■ What to do
Filter the records for lines holding the string "above".

■ Record extracts
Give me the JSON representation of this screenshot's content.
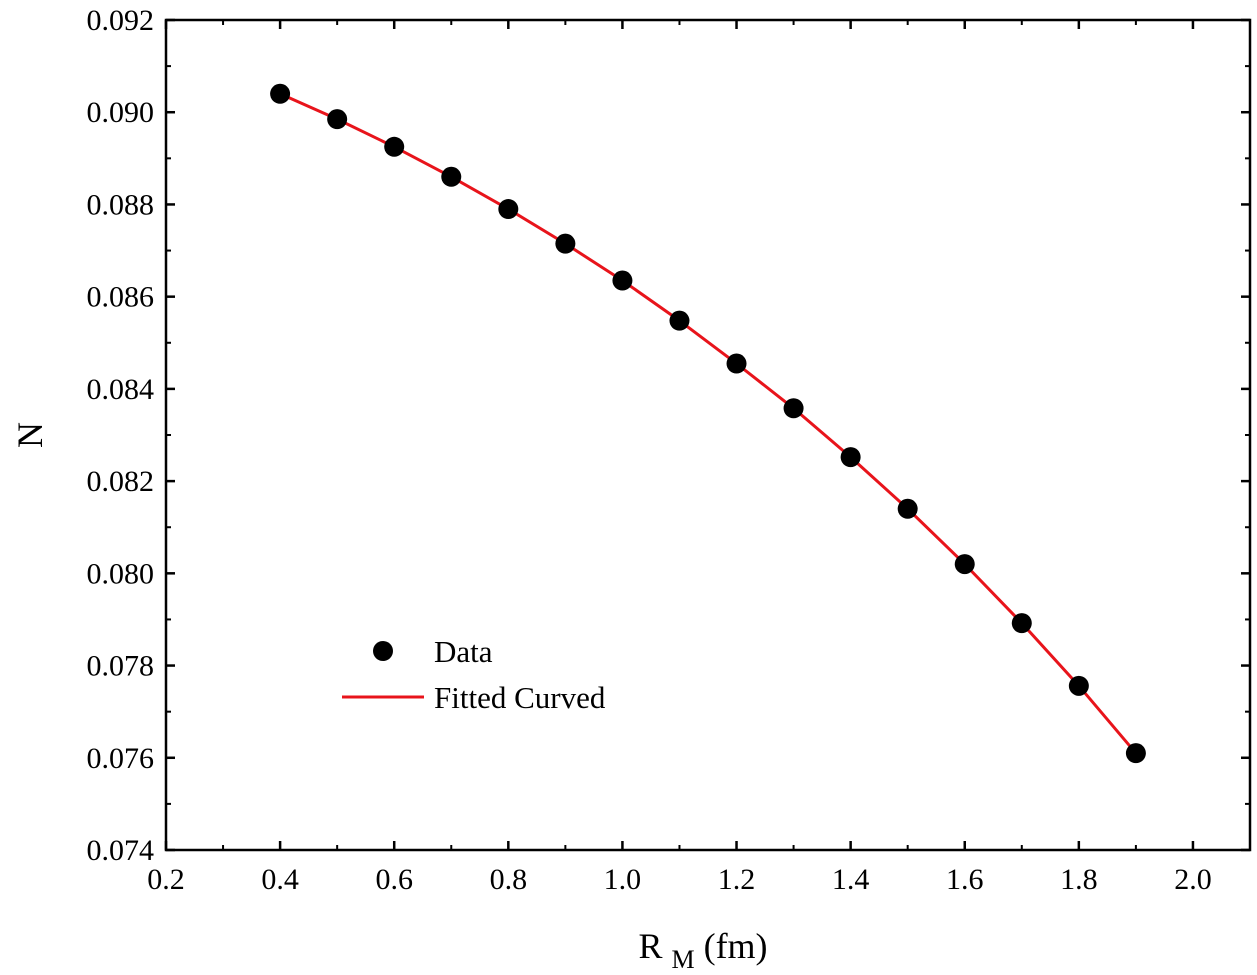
{
  "chart_data": {
    "type": "scatter",
    "xlabel": {
      "main": "R",
      "subscript": "M",
      "unit": " (fm)"
    },
    "ylabel": "N",
    "xlim": [
      0.2,
      2.1
    ],
    "ylim": [
      0.074,
      0.092
    ],
    "x_ticks": [
      "0.2",
      "0.4",
      "0.6",
      "0.8",
      "1.0",
      "1.2",
      "1.4",
      "1.6",
      "1.8",
      "2.0"
    ],
    "y_ticks": [
      "0.074",
      "0.076",
      "0.078",
      "0.080",
      "0.082",
      "0.084",
      "0.086",
      "0.088",
      "0.090",
      "0.092"
    ],
    "grid": false,
    "legend_position": "lower-left",
    "series": [
      {
        "name": "Data",
        "kind": "scatter",
        "color": "#000000",
        "x": [
          0.4,
          0.5,
          0.6,
          0.7,
          0.8,
          0.9,
          1.0,
          1.1,
          1.2,
          1.3,
          1.4,
          1.5,
          1.6,
          1.7,
          1.8,
          1.9
        ],
        "y": [
          0.0904,
          0.08985,
          0.08925,
          0.0886,
          0.0879,
          0.08715,
          0.08635,
          0.08548,
          0.08455,
          0.08358,
          0.08252,
          0.0814,
          0.0802,
          0.07892,
          0.07756,
          0.0761
        ]
      },
      {
        "name": "Fitted Curved",
        "kind": "line",
        "color": "#e8141b",
        "x": [
          0.4,
          0.5,
          0.6,
          0.7,
          0.8,
          0.9,
          1.0,
          1.1,
          1.2,
          1.3,
          1.4,
          1.5,
          1.6,
          1.7,
          1.8,
          1.9
        ],
        "y": [
          0.0904,
          0.08985,
          0.08925,
          0.0886,
          0.0879,
          0.08715,
          0.08635,
          0.08548,
          0.08455,
          0.08358,
          0.08252,
          0.0814,
          0.0802,
          0.07892,
          0.07756,
          0.0761
        ]
      }
    ]
  }
}
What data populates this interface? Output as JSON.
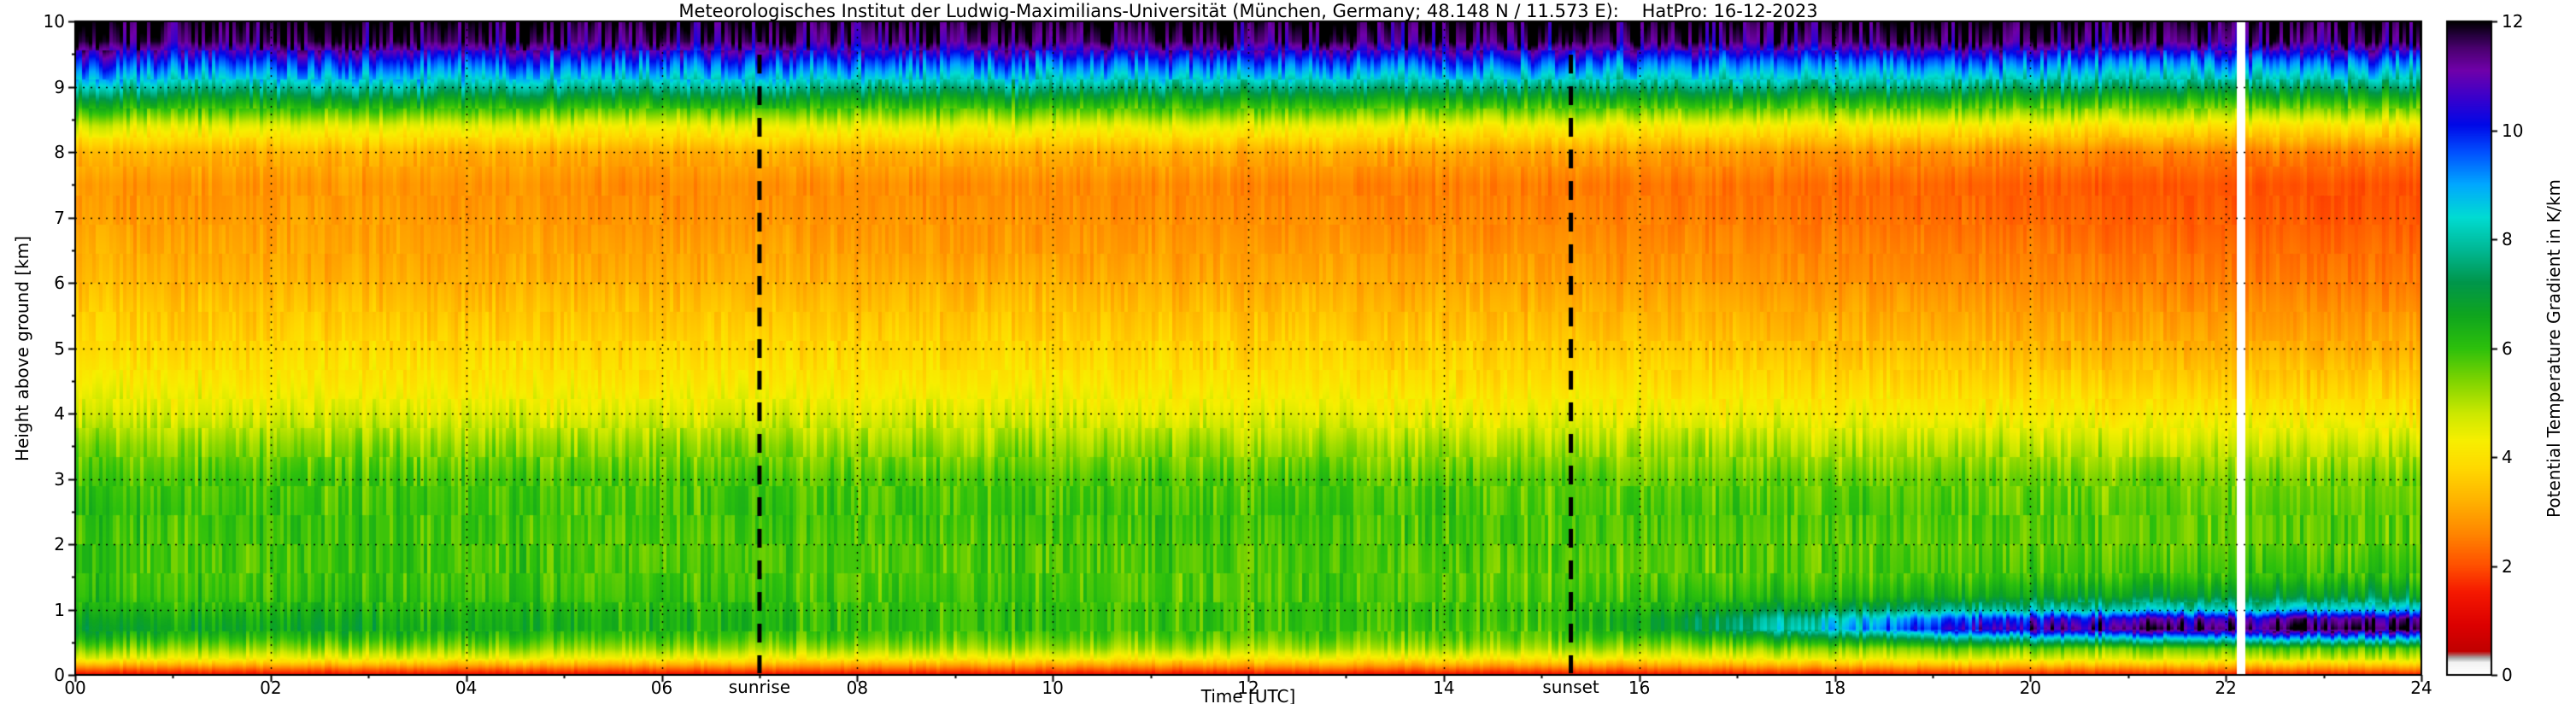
{
  "figure": {
    "title": "Meteorologisches Institut der Ludwig-Maximilians-Universität (München, Germany; 48.148 N / 11.573 E):    HatPro: 16-12-2023"
  },
  "axes": {
    "x_label": "Time [UTC]",
    "y_label": "Height above ground [km]",
    "x_tick_labels": [
      "00",
      "02",
      "04",
      "06",
      "08",
      "10",
      "12",
      "14",
      "16",
      "18",
      "20",
      "22",
      "24"
    ],
    "x_tick_values": [
      0,
      2,
      4,
      6,
      8,
      10,
      12,
      14,
      16,
      18,
      20,
      22,
      24
    ],
    "y_tick_labels": [
      "0",
      "1",
      "2",
      "3",
      "4",
      "5",
      "6",
      "7",
      "8",
      "9",
      "10"
    ],
    "y_tick_values": [
      0,
      1,
      2,
      3,
      4,
      5,
      6,
      7,
      8,
      9,
      10
    ],
    "x_range": [
      0,
      24
    ],
    "y_range": [
      0,
      10
    ],
    "grid": "dotted-black"
  },
  "colorbar": {
    "label": "Potential Temperature Gradient in K/km",
    "tick_labels": [
      "0",
      "2",
      "4",
      "6",
      "8",
      "10",
      "12"
    ],
    "tick_values": [
      0,
      2,
      4,
      6,
      8,
      10,
      12
    ],
    "range": [
      0,
      12
    ],
    "colormap": [
      [
        0.0,
        "#ffffff"
      ],
      [
        0.22,
        "#f2f2f2"
      ],
      [
        0.3,
        "#a6a6a6"
      ],
      [
        0.42,
        "#c00000"
      ],
      [
        0.9,
        "#dc0000"
      ],
      [
        1.5,
        "#f51800"
      ],
      [
        2.0,
        "#ff5000"
      ],
      [
        2.6,
        "#ff8700"
      ],
      [
        3.2,
        "#ffb300"
      ],
      [
        3.8,
        "#ffd900"
      ],
      [
        4.3,
        "#f7ef00"
      ],
      [
        4.8,
        "#cbe800"
      ],
      [
        5.4,
        "#7ed400"
      ],
      [
        6.0,
        "#2cc00c"
      ],
      [
        6.6,
        "#0fa51e"
      ],
      [
        7.2,
        "#00964b"
      ],
      [
        7.8,
        "#00b894"
      ],
      [
        8.4,
        "#00dcd2"
      ],
      [
        9.0,
        "#00a8ff"
      ],
      [
        9.6,
        "#004fff"
      ],
      [
        10.1,
        "#0008e8"
      ],
      [
        10.6,
        "#3a00cc"
      ],
      [
        11.1,
        "#7000aa"
      ],
      [
        11.5,
        "#4b0070"
      ],
      [
        11.75,
        "#24003c"
      ],
      [
        12.0,
        "#000000"
      ]
    ]
  },
  "annotations": {
    "sunrise_label": "sunrise",
    "sunrise_time_utc": 7.0,
    "sunset_label": "sunset",
    "sunset_time_utc": 15.3,
    "line_style": "black-dashed-vertical"
  },
  "chart_data": {
    "type": "heatmap",
    "title": "HatPro potential temperature gradient time-height section, 16-12-2023",
    "x_name": "Time [UTC]",
    "y_name": "Height above ground [km]",
    "value_name": "Potential Temperature Gradient in K/km",
    "x_range": [
      0,
      24
    ],
    "y_range": [
      0,
      10
    ],
    "value_range": [
      0,
      12
    ],
    "data_gap_time_utc": [
      22.12,
      22.2
    ],
    "y_heights_km": [
      0,
      0.08,
      0.15,
      0.25,
      0.4,
      0.55,
      0.7,
      0.85,
      1.0,
      1.2,
      1.5,
      2.0,
      2.5,
      3.0,
      3.5,
      4.0,
      4.5,
      5.0,
      5.5,
      6.0,
      6.5,
      7.0,
      7.5,
      8.0,
      8.4,
      8.8,
      9.1,
      9.4,
      9.7,
      10.0
    ],
    "x_profile_times": [
      0,
      3,
      6,
      7.5,
      9,
      12,
      15,
      16.5,
      18,
      19.5,
      21,
      23,
      24
    ],
    "profiles_K_per_km": [
      [
        1.3,
        2.2,
        3.2,
        4.5,
        5.4,
        6.2,
        6.8,
        6.6,
        6.3,
        6.0,
        5.9,
        5.9,
        6.0,
        5.8,
        5.4,
        4.7,
        4.2,
        3.8,
        3.6,
        3.3,
        3.1,
        2.9,
        2.8,
        3.3,
        4.6,
        6.8,
        8.6,
        10.0,
        11.6,
        12.0
      ],
      [
        1.3,
        2.2,
        3.2,
        4.4,
        5.3,
        6.0,
        6.5,
        6.4,
        6.2,
        6.0,
        5.9,
        5.9,
        5.9,
        5.8,
        5.3,
        4.6,
        4.1,
        3.8,
        3.5,
        3.2,
        3.0,
        2.9,
        2.8,
        3.2,
        4.5,
        6.7,
        8.5,
        9.9,
        11.6,
        12.0
      ],
      [
        1.3,
        2.2,
        3.2,
        4.4,
        5.3,
        5.9,
        6.3,
        6.3,
        6.2,
        6.0,
        5.9,
        5.8,
        5.9,
        5.8,
        5.3,
        4.6,
        4.1,
        3.8,
        3.5,
        3.2,
        3.0,
        2.8,
        2.7,
        3.1,
        4.4,
        6.6,
        8.4,
        9.8,
        11.5,
        12.0
      ],
      [
        1.3,
        2.2,
        3.1,
        4.3,
        5.2,
        5.8,
        6.1,
        6.1,
        6.0,
        5.9,
        5.8,
        5.8,
        5.9,
        5.8,
        5.3,
        4.6,
        4.1,
        3.8,
        3.5,
        3.2,
        3.0,
        2.8,
        2.7,
        3.2,
        4.5,
        6.6,
        8.4,
        9.8,
        11.5,
        12.0
      ],
      [
        1.3,
        2.2,
        3.1,
        4.3,
        5.2,
        5.7,
        6.0,
        6.0,
        6.0,
        5.9,
        5.8,
        5.8,
        5.9,
        5.8,
        5.2,
        4.6,
        4.1,
        3.8,
        3.5,
        3.2,
        2.9,
        2.8,
        2.7,
        3.2,
        4.5,
        6.5,
        8.3,
        9.7,
        11.5,
        12.0
      ],
      [
        1.3,
        2.2,
        3.1,
        4.2,
        5.1,
        5.6,
        5.9,
        5.9,
        5.9,
        5.8,
        5.8,
        5.8,
        5.9,
        5.7,
        5.2,
        4.5,
        4.0,
        3.7,
        3.4,
        3.1,
        2.9,
        2.7,
        2.6,
        3.1,
        4.4,
        6.5,
        8.3,
        9.7,
        11.5,
        12.0
      ],
      [
        1.3,
        2.2,
        3.1,
        4.2,
        5.1,
        5.6,
        5.8,
        5.9,
        5.9,
        5.8,
        5.7,
        5.8,
        5.8,
        5.7,
        5.1,
        4.4,
        3.9,
        3.6,
        3.3,
        3.0,
        2.8,
        2.6,
        2.5,
        3.0,
        4.3,
        6.4,
        8.2,
        9.7,
        11.5,
        12.0
      ],
      [
        1.4,
        2.3,
        3.2,
        4.3,
        5.2,
        6.0,
        6.9,
        6.9,
        6.4,
        6.0,
        5.7,
        5.7,
        5.8,
        5.6,
        5.1,
        4.4,
        3.9,
        3.5,
        3.2,
        2.9,
        2.7,
        2.5,
        2.4,
        2.9,
        4.2,
        6.4,
        8.2,
        9.6,
        11.5,
        12.0
      ],
      [
        1.4,
        2.4,
        3.4,
        4.5,
        5.4,
        6.8,
        8.6,
        8.2,
        7.0,
        6.2,
        5.8,
        5.7,
        5.8,
        5.6,
        5.0,
        4.3,
        3.8,
        3.4,
        3.1,
        2.8,
        2.6,
        2.4,
        2.3,
        2.8,
        4.2,
        6.3,
        8.2,
        9.6,
        11.5,
        12.0
      ],
      [
        1.5,
        2.5,
        3.5,
        4.6,
        5.6,
        7.8,
        10.6,
        9.8,
        7.8,
        6.5,
        5.9,
        5.7,
        5.8,
        5.6,
        5.0,
        4.2,
        3.7,
        3.3,
        3.0,
        2.7,
        2.5,
        2.3,
        2.2,
        2.7,
        4.1,
        6.3,
        8.1,
        9.6,
        11.5,
        12.0
      ],
      [
        1.5,
        2.5,
        3.5,
        4.7,
        5.7,
        8.6,
        11.6,
        10.8,
        8.3,
        6.8,
        6.0,
        5.7,
        5.7,
        5.5,
        4.9,
        4.2,
        3.6,
        3.2,
        2.9,
        2.6,
        2.4,
        2.2,
        2.1,
        2.6,
        4.1,
        6.2,
        8.1,
        9.5,
        11.5,
        12.0
      ],
      [
        1.5,
        2.6,
        3.6,
        4.8,
        5.8,
        8.9,
        11.8,
        11.2,
        8.6,
        7.0,
        6.1,
        5.7,
        5.7,
        5.5,
        4.9,
        4.1,
        3.6,
        3.1,
        2.8,
        2.5,
        2.3,
        2.1,
        2.0,
        2.5,
        4.0,
        6.2,
        8.0,
        9.5,
        11.5,
        12.0
      ],
      [
        1.5,
        2.6,
        3.6,
        4.8,
        5.8,
        8.9,
        11.8,
        11.2,
        8.6,
        7.0,
        6.1,
        5.7,
        5.7,
        5.5,
        4.9,
        4.1,
        3.6,
        3.1,
        2.8,
        2.5,
        2.3,
        2.1,
        2.0,
        2.5,
        4.0,
        6.2,
        8.0,
        9.5,
        11.5,
        12.0
      ]
    ]
  }
}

■ Result below
    "y_label": "Height above ground [km]",
    "y_name": "Height above ground [km]",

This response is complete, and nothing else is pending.